Write out each record below exactly as it appears, with no pictures.

## Begin

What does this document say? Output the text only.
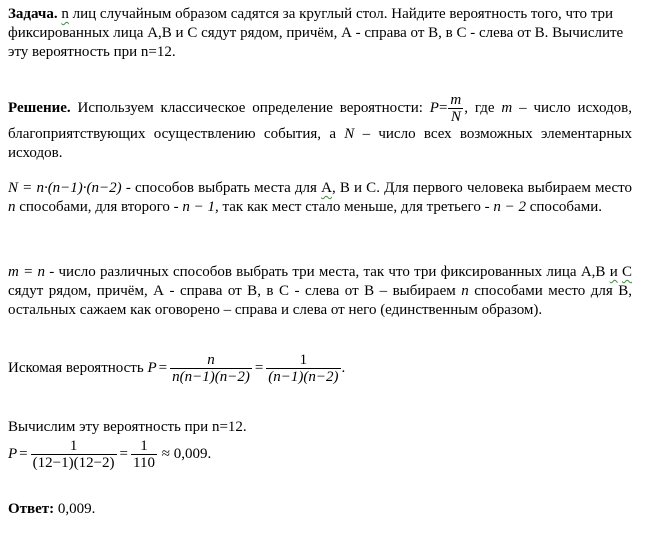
Задача. n лиц случайным образом садятся за круглый стол. Найдите вероятность того, что три фиксированных лица А,В и С сядут рядом, причём, А - справа от В, в С - слева от В. Вычислите эту вероятность при n=12.
Решение. Используем классическое определение вероятности: $P= \frac{m}{N}$ , где m – число исходов, благоприятствующих осуществлению события, а N – число всех возможных элементарных исходов.
N = n·(n−1)·(n−2) - способов выбрать места для А, В и С. Для первого человека выбираем место n способами, для второго - n − 1, так как мест стало меньше, для третьего - n − 2 способами.
m = n - число различных способов выбрать три места, так что три фиксированных лица А,В и С сядут рядом, причём, А - справа от В, в С - слева от В – выбираем n способами место для В, остальных сажаем как оговорено – справа и слева от него (единственным образом).
Искомая вероятность $P = \frac{n}{n(n-1)(n-2)} = \frac{1}{(n-1)(n-2)}$ .
Вычислим эту вероятность при n=12.
$P = \frac{1}{(12-1)(12-2)} = \frac{1}{110} \approx 0,009$.
Ответ: 0,009.
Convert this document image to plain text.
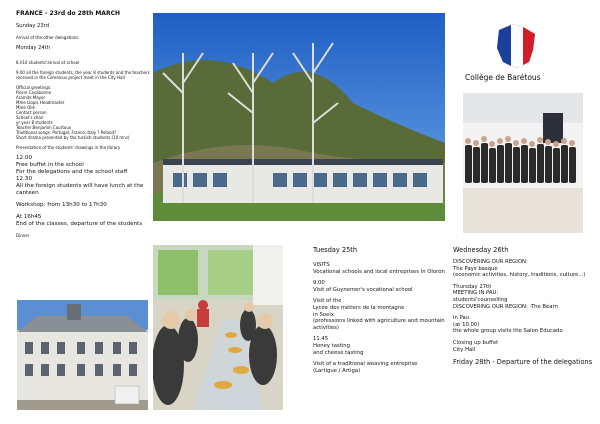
FRANCE - 23rd do 28th MARCH

Sunday 23rd

Arrival of the other delegations

Monday 24th

8.h10 students'arrival at school

9.00 all the foreign students, the year 8 students and the teachers received in the Comenius project meet in the City Hall

Official greetings:

Pierre Casabonne

Aramits Mayor

Mme Llopis Headmaster

Mme Olié

Contact person

School's choir

yr year 8 students

Teacher:Benjamin Courtoux

Traditional songs: Portugal, France, Italy ? Poland?

Short drama presented by the turkish students (10 mns)

Presentation of the students' drawings in the library

12.00

Free buffet in the school

For the delegations and the school staff

12.30

All the foreign students will have lunch at the canteen

Workshop: from 13h30 to 17h30

At 16h45

End of the classes, departure of the students

Dinner

Collège de Barétous

Tuesday 25th

VISITS

Vocational schools and local entreprises in Oloron

9.00

Visit of Guynemer's vocational school

Visit of the

Lycée des métiers de la montagne

in Soeix

(professions linked with agriculture and mountain activities)

11.45

Honey tasting

and cheese tasting

Visit of a traditional weaving entreprise

(Lartigue / Artiga)

Wednesday 26th

DISCOVERING OUR REGION:

The Pays basque

(economic activities, history, traditions, culture...)

Thursday 27th

MEETING IN PAU:

students'counselling

DISCOVERING OUR REGION: -The Béarn

In Pau

(at 10.00)

the whole group visits the Salon Educado

Closing up buffet

City Hall

Friday 28th - Departure of the delegations
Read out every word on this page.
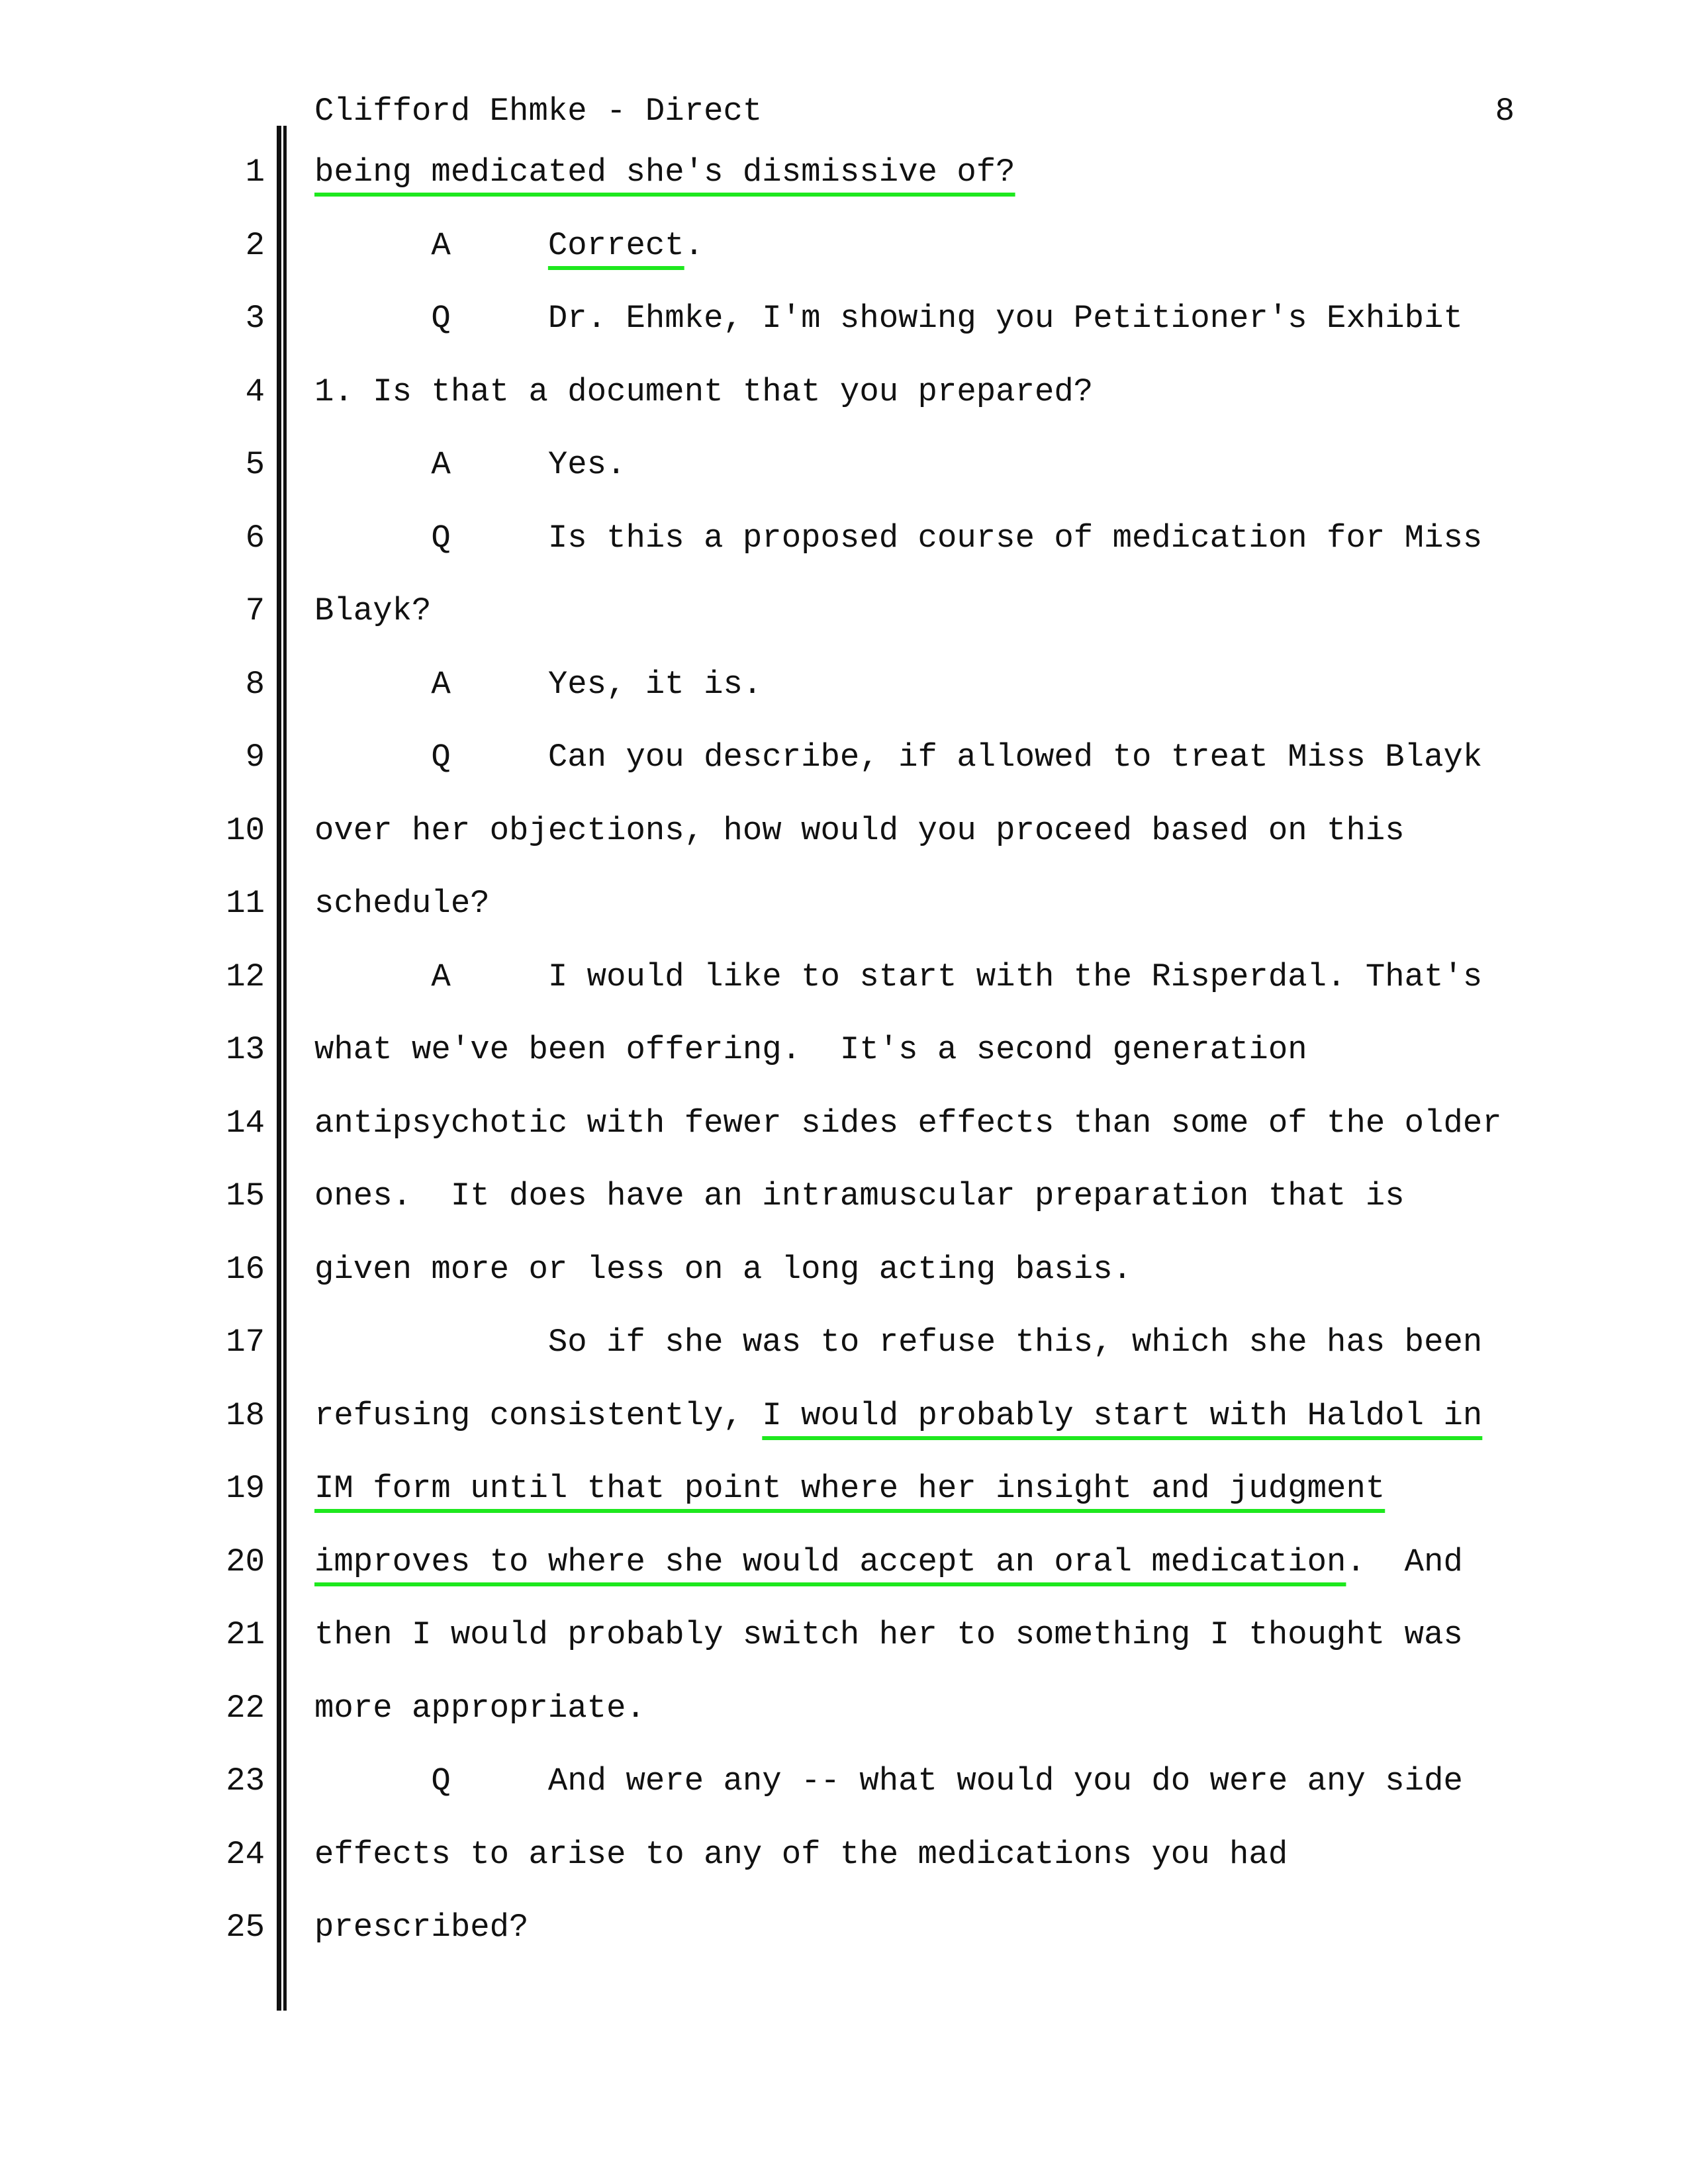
Clifford Ehmke - Direct	8
1 being medicated she's dismissive of?
2 A     Correct.
3 Q     Dr. Ehmke, I'm showing you Petitioner's Exhibit
4 1. Is that a document that you prepared?
5 A     Yes.
6 Q     Is this a proposed course of medication for Miss
7 Blayk?
8 A     Yes, it is.
9 Q     Can you describe, if allowed to treat Miss Blayk
10 over her objections, how would you proceed based on this
11 schedule?
12 A     I would like to start with the Risperdal. That's
13 what we've been offering.  It's a second generation
14 antipsychotic with fewer sides effects than some of the older
15 ones.  It does have an intramuscular preparation that is
16 given more or less on a long acting basis.
17 So if she was to refuse this, which she has been
18 refusing consistently, I would probably start with Haldol in
19 IM form until that point where her insight and judgment
20 improves to where she would accept an oral medication.  And
21 then I would probably switch her to something I thought was
22 more appropriate.
23 Q     And were any -- what would you do were any side
24 effects to arise to any of the medications you had
25 prescribed?
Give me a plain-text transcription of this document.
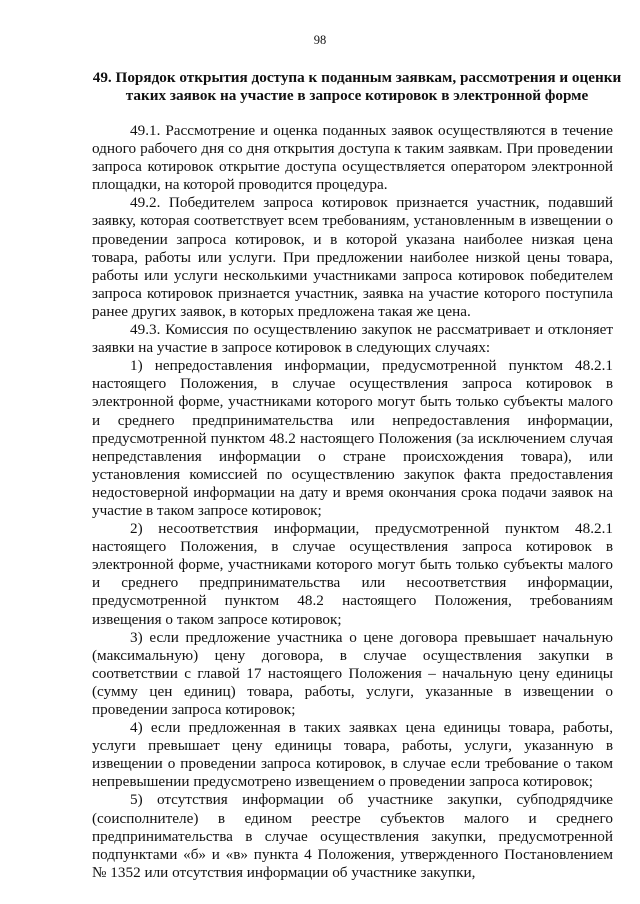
98
49. Порядок открытия доступа к поданным заявкам, рассмотрения и оценки таких заявок на участие в запросе котировок в электронной форме

49.1. Рассмотрение и оценка поданных заявок осуществляются в течение одного рабочего дня со дня открытия доступа к таким заявкам. При проведении запроса котировок открытие доступа осуществляется оператором электронной площадки, на которой проводится процедура.

49.2. Победителем запроса котировок признается участник, подавший заявку, которая соответствует всем требованиям, установленным в извещении о проведении запроса котировок, и в которой указана наиболее низкая цена товара, работы или услуги. При предложении наиболее низкой цены товара, работы или услуги несколькими участниками запроса котировок победителем запроса котировок признается участник, заявка на участие которого поступила ранее других заявок, в которых предложена такая же цена.

49.3. Комиссия по осуществлению закупок не рассматривает и отклоняет заявки на участие в запросе котировок в следующих случаях:

1) непредоставления информации, предусмотренной пунктом 48.2.1 настоящего Положения, в случае осуществления запроса котировок в электронной форме, участниками которого могут быть только субъекты малого и среднего предпринимательства или непредоставления информации, предусмотренной пунктом 48.2 настоящего Положения (за исключением случая непредставления информации о стране происхождения товара), или установления комиссией по осуществлению закупок факта предоставления недостоверной информации на дату и время окончания срока подачи заявок на участие в таком запросе котировок;

2) несоответствия информации, предусмотренной пунктом 48.2.1 настоящего Положения, в случае осуществления запроса котировок в электронной форме, участниками которого могут быть только субъекты малого и среднего предпринимательства или несоответствия информации, предусмотренной пунктом 48.2 настоящего Положения, требованиям извещения о таком запросе котировок;

3) если предложение участника о цене договора превышает начальную (максимальную) цену договора, в случае осуществления закупки в соответствии с главой 17 настоящего Положения – начальную цену единицы (сумму цен единиц) товара, работы, услуги, указанные в извещении о проведении запроса котировок;

4) если предложенная в таких заявках цена единицы товара, работы, услуги превышает цену единицы товара, работы, услуги, указанную в извещении о проведении запроса котировок, в случае если требование о таком непревышении предусмотрено извещением о проведении запроса котировок;

5) отсутствия информации об участнике закупки, субподрядчике (соисполнителе) в едином реестре субъектов малого и среднего предпринимательства в случае осуществления закупки, предусмотренной подпунктами «б» и «в» пункта 4 Положения, утвержденного Постановлением № 1352 или отсутствия информации об участнике закупки,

## End

- _Solution below_
What does this document say? Output the text only.
Задача. n лиц случайным образом садятся за круглый стол. Найдите вероятность того, что три фиксированных лица А,В и С сядут рядом, причём, А - справа от В, в С - слева от В. Вычислите эту вероятность при n=12.
Решение. Используем классическое определение вероятности: $P= \frac{m}{N}$ , где m – число исходов, благоприятствующих осуществлению события, а N – число всех возможных элементарных исходов.
N = n·(n−1)·(n−2) - способов выбрать места для А, В и С. Для первого человека выбираем место n способами, для второго - n − 1, так как мест стало меньше, для третьего - n − 2 способами.
m = n - число различных способов выбрать три места, так что три фиксированных лица А,В и С сядут рядом, причём, А - справа от В, в С - слева от В – выбираем n способами место для В, остальных сажаем как оговорено – справа и слева от него (единственным образом).
Искомая вероятность $P = \frac{n}{n(n-1)(n-2)} = \frac{1}{(n-1)(n-2)}$ .
Вычислим эту вероятность при n=12.
$P = \frac{1}{(12-1)(12-2)} = \frac{1}{110} \approx 0,009$.
Ответ: 0,009.
Convert this document image to plain text.
FRANCE - 23rd do 28th MARCH

Sunday 23rd

Arrival of the other delegations

Monday 24th

8.h10 students'arrival at school

9.00 all the foreign students, the year 8 students and the teachers received in the Comenius project meet in the City Hall

Official greetings:

Pierre Casabonne

Aramits Mayor

Mme Llopis Headmaster

Mme Olié

Contact person

School's choir

yr year 8 students

Teacher:Benjamin Courtoux

Traditional songs: Portugal, France, Italy ? Poland?

Short drama presented by the turkish students (10 mns)

Presentation of the students' drawings in the library

12.00

Free buffet in the school

For the delegations and the school staff

12.30

All the foreign students will have lunch at the canteen

Workshop: from 13h30 to 17h30

At 16h45

End of the classes, departure of the students

Dinner

Collège de Barétous

Tuesday 25th

VISITS

Vocational schools and local entreprises in Oloron

9.00

Visit of Guynemer's vocational school

Visit of the

Lycée des métiers de la montagne

in Soeix

(professions linked with agriculture and mountain activities)

11.45

Honey tasting

and cheese tasting

Visit of a traditional weaving entreprise

(Lartigue / Artiga)

Wednesday 26th

DISCOVERING OUR REGION:

The Pays basque

(economic activities, history, traditions, culture...)

Thursday 27th

MEETING IN PAU:

students'counselling

DISCOVERING OUR REGION: -The Béarn

In Pau

(at 10.00)

the whole group visits the Salon Educado

Closing up buffet

City Hall

Friday 28th - Departure of the delegations
Read out every word on this page.
Clifford Ehmke - Direct	8
1 being medicated she's dismissive of?
2 A     Correct.
3 Q     Dr. Ehmke, I'm showing you Petitioner's Exhibit
4 1. Is that a document that you prepared?
5 A     Yes.
6 Q     Is this a proposed course of medication for Miss
7 Blayk?
8 A     Yes, it is.
9 Q     Can you describe, if allowed to treat Miss Blayk
10 over her objections, how would you proceed based on this
11 schedule?
12 A     I would like to start with the Risperdal. That's
13 what we've been offering.  It's a second generation
14 antipsychotic with fewer sides effects than some of the older
15 ones.  It does have an intramuscular preparation that is
16 given more or less on a long acting basis.
17 So if she was to refuse this, which she has been
18 refusing consistently, I would probably start with Haldol in
19 IM form until that point where her insight and judgment
20 improves to where she would accept an oral medication.  And
21 then I would probably switch her to something I thought was
22 more appropriate.
23 Q     And were any -- what would you do were any side
24 effects to arise to any of the medications you had
25 prescribed?
Give me a plain-text transcription of this document.
98
49. Порядок открытия доступа к поданным заявкам, рассмотрения и оценки таких заявок на участие в запросе котировок в электронной форме

49.1. Рассмотрение и оценка поданных заявок осуществляются в течение одного рабочего дня со дня открытия доступа к таким заявкам. При проведении запроса котировок открытие доступа осуществляется оператором электронной площадки, на которой проводится процедура.

49.2. Победителем запроса котировок признается участник, подавший заявку, которая соответствует всем требованиям, установленным в извещении о проведении запроса котировок, и в которой указана наиболее низкая цена товара, работы или услуги. При предложении наиболее низкой цены товара, работы или услуги несколькими участниками запроса котировок победителем запроса котировок признается участник, заявка на участие которого поступила ранее других заявок, в которых предложена такая же цена.

49.3. Комиссия по осуществлению закупок не рассматривает и отклоняет заявки на участие в запросе котировок в следующих случаях:

1) непредоставления информации, предусмотренной пунктом 48.2.1 настоящего Положения, в случае осуществления запроса котировок в электронной форме, участниками которого могут быть только субъекты малого и среднего предпринимательства или непредоставления информации, предусмотренной пунктом 48.2 настоящего Положения (за исключением случая непредставления информации о стране происхождения товара), или установления комиссией по осуществлению закупок факта предоставления недостоверной информации на дату и время окончания срока подачи заявок на участие в таком запросе котировок;

2) несоответствия информации, предусмотренной пунктом 48.2.1 настоящего Положения, в случае осуществления запроса котировок в электронной форме, участниками которого могут быть только субъекты малого и среднего предпринимательства или несоответствия информации, предусмотренной пунктом 48.2 настоящего Положения, требованиям извещения о таком запросе котировок;

3) если предложение участника о цене договора превышает начальную (максимальную) цену договора, в случае осуществления закупки в соответствии с главой 17 настоящего Положения – начальную цену единицы (сумму цен единиц) товара, работы, услуги, указанные в извещении о проведении запроса котировок;

4) если предложенная в таких заявках цена единицы товара, работы, услуги превышает цену единицы товара, работы, услуги, указанную в извещении о проведении запроса котировок, в случае если требование о таком непревышении предусмотрено извещением о проведении запроса котировок;

5) отсутствия информации об участнике закупки, субподрядчике (соисполнителе) в едином реестре субъектов малого и среднего предпринимательства в случае осуществления закупки, предусмотренной подпунктами «б» и «в» пункта 4 Положения, утвержденного Постановлением № 1352 или отсутствия информации об участнике закупки,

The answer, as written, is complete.